[start of STORED RECORDS]

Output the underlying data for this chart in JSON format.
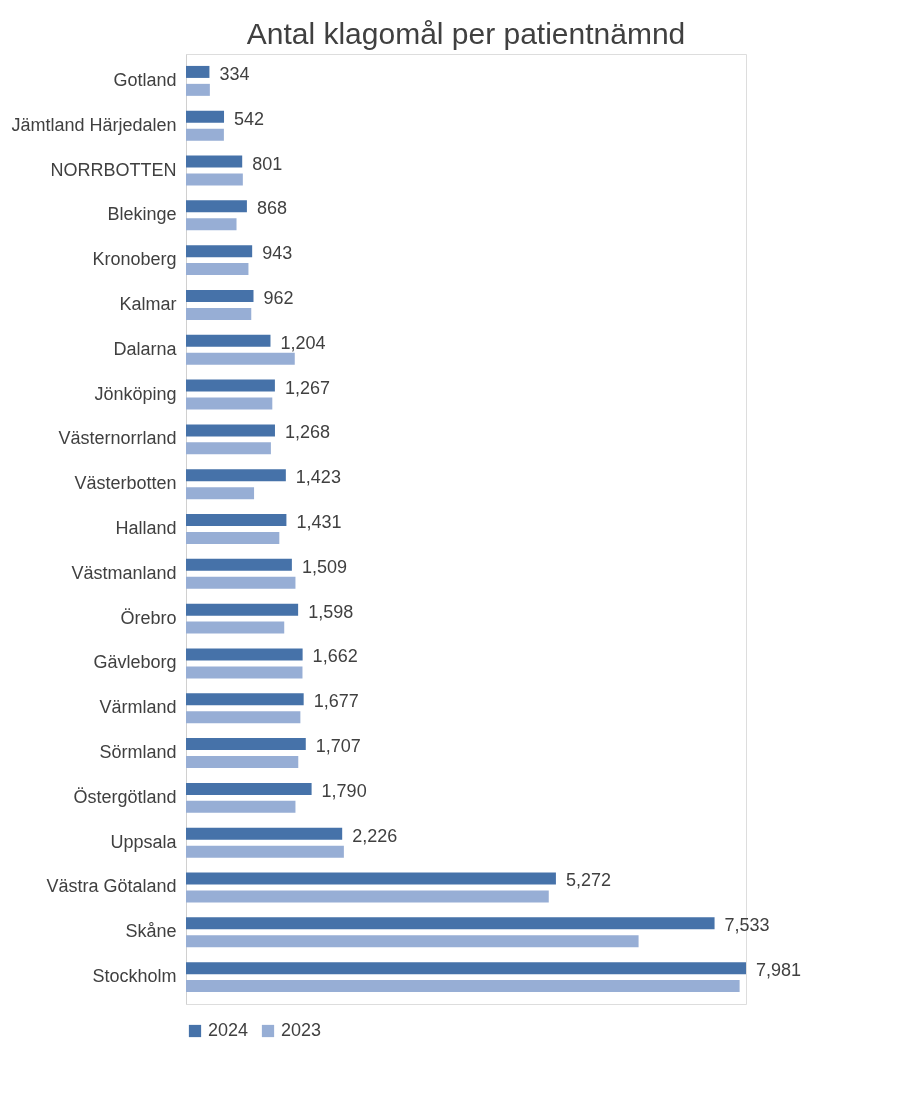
{
  "chart_data": {
    "type": "bar",
    "orientation": "horizontal",
    "title": "Antal klagomål per patientnämnd",
    "categories": [
      "Gotland",
      "Jämtland Härjedalen",
      "NORRBOTTEN",
      "Blekinge",
      "Kronoberg",
      "Kalmar",
      "Dalarna",
      "Jönköping",
      "Västernorrland",
      "Västerbotten",
      "Halland",
      "Västmanland",
      "Örebro",
      "Gävleborg",
      "Värmland",
      "Sörmland",
      "Östergötland",
      "Uppsala",
      "Västra Götaland",
      "Skåne",
      "Stockholm"
    ],
    "series": [
      {
        "name": "2024",
        "color": "#4672a9",
        "values": [
          334,
          542,
          801,
          868,
          943,
          962,
          1204,
          1267,
          1268,
          1423,
          1431,
          1509,
          1598,
          1662,
          1677,
          1707,
          1790,
          2226,
          5272,
          7533,
          7981
        ],
        "value_labels": [
          "334",
          "542",
          "801",
          "868",
          "943",
          "962",
          "1,204",
          "1,267",
          "1,268",
          "1,423",
          "1,431",
          "1,509",
          "1,598",
          "1,662",
          "1,677",
          "1,707",
          "1,790",
          "2,226",
          "5,272",
          "7,533",
          "7,981"
        ]
      },
      {
        "name": "2023",
        "color": "#97aed5",
        "values": [
          340,
          540,
          810,
          720,
          890,
          930,
          1550,
          1230,
          1210,
          970,
          1330,
          1560,
          1400,
          1660,
          1630,
          1600,
          1560,
          2250,
          5170,
          6450,
          7890
        ]
      }
    ],
    "legend": "bottom"
  }
}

[end of STORED RECORDS]

AIM OF THE EXERCISE:
Without the pictures, write out the whole listing above exactly as it appears.

WRITTEN REPLY:
Output the underlying data for this chart in JSON format.
{
  "chart_data": {
    "type": "bar",
    "orientation": "horizontal",
    "title": "Antal klagomål per patientnämnd",
    "categories": [
      "Gotland",
      "Jämtland Härjedalen",
      "NORRBOTTEN",
      "Blekinge",
      "Kronoberg",
      "Kalmar",
      "Dalarna",
      "Jönköping",
      "Västernorrland",
      "Västerbotten",
      "Halland",
      "Västmanland",
      "Örebro",
      "Gävleborg",
      "Värmland",
      "Sörmland",
      "Östergötland",
      "Uppsala",
      "Västra Götaland",
      "Skåne",
      "Stockholm"
    ],
    "series": [
      {
        "name": "2024",
        "color": "#4672a9",
        "values": [
          334,
          542,
          801,
          868,
          943,
          962,
          1204,
          1267,
          1268,
          1423,
          1431,
          1509,
          1598,
          1662,
          1677,
          1707,
          1790,
          2226,
          5272,
          7533,
          7981
        ],
        "value_labels": [
          "334",
          "542",
          "801",
          "868",
          "943",
          "962",
          "1,204",
          "1,267",
          "1,268",
          "1,423",
          "1,431",
          "1,509",
          "1,598",
          "1,662",
          "1,677",
          "1,707",
          "1,790",
          "2,226",
          "5,272",
          "7,533",
          "7,981"
        ]
      },
      {
        "name": "2023",
        "color": "#97aed5",
        "values": [
          340,
          540,
          810,
          720,
          890,
          930,
          1550,
          1230,
          1210,
          970,
          1330,
          1560,
          1400,
          1660,
          1630,
          1600,
          1560,
          2250,
          5170,
          6450,
          7890
        ]
      }
    ],
    "legend": "bottom"
  }
}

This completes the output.